### Entries provided

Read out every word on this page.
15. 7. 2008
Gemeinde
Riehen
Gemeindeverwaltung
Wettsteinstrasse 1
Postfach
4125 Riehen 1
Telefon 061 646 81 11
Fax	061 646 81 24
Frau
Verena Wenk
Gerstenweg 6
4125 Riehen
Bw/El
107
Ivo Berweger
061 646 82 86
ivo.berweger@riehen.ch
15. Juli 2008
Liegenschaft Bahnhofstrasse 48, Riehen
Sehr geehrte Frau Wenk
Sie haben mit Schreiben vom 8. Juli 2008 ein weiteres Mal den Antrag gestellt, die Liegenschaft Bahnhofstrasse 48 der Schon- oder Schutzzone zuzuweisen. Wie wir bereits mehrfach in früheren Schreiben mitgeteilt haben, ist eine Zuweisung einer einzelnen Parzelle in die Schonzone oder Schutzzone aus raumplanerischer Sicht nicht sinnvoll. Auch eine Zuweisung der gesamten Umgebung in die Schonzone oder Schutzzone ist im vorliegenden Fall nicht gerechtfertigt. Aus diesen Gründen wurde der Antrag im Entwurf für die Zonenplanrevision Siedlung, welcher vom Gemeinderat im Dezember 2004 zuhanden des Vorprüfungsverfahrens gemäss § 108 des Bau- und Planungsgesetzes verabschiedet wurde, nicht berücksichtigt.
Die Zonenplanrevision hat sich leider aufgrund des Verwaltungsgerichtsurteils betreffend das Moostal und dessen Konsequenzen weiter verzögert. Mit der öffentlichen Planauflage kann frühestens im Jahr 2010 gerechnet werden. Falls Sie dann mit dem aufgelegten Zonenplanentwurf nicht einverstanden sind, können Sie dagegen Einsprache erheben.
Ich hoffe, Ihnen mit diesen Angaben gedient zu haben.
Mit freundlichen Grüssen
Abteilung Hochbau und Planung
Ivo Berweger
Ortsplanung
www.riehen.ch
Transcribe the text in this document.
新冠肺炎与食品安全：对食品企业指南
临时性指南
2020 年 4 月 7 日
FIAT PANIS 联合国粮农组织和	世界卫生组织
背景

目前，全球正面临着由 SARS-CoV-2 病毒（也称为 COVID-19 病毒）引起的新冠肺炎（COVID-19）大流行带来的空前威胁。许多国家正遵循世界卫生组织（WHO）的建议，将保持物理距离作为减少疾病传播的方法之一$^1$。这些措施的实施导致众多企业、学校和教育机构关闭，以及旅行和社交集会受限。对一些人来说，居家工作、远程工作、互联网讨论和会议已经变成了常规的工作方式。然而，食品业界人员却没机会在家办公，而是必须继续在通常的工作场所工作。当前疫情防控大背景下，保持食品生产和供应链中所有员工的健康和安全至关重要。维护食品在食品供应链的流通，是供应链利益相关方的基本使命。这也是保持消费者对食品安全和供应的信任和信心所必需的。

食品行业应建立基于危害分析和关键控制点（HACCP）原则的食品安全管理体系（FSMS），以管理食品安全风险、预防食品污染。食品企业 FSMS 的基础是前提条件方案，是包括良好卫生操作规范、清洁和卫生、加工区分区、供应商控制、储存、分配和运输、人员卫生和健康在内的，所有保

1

######

§ Your task: Search the entries for the word "nicht" and gather every line where it appears.

§ The reply:
Sie haben mit Schreiben vom 8. Juli 2008 ein weiteres Mal den Antrag gestellt, die Liegenschaft Bahnhofstrasse 48 der Schon- oder Schutzzone zuzuweisen. Wie wir bereits mehrfach in früheren Schreiben mitgeteilt haben, ist eine Zuweisung einer einzelnen Parzelle in die Schonzone oder Schutzzone aus raumplanerischer Sicht nicht sinnvoll. Auch eine Zuweisung der gesamten Umgebung in die Schonzone oder Schutzzone ist im vorliegenden Fall nicht gerechtfertigt. Aus diesen Gründen wurde der Antrag im Entwurf für die Zonenplanrevision Siedlung, welcher vom Gemeinderat im Dezember 2004 zuhanden des Vorprüfungsverfahrens gemäss § 108 des Bau- und Planungsgesetzes verabschiedet wurde, nicht berücksichtigt.
Die Zonenplanrevision hat sich leider aufgrund des Verwaltungsgerichtsurteils betreffend das Moostal und dessen Konsequenzen weiter verzögert. Mit der öffentlichen Planauflage kann frühestens im Jahr 2010 gerechnet werden. Falls Sie dann mit dem aufgelegten Zonenplanentwurf nicht einverstanden sind, können Sie dagegen Einsprache erheben.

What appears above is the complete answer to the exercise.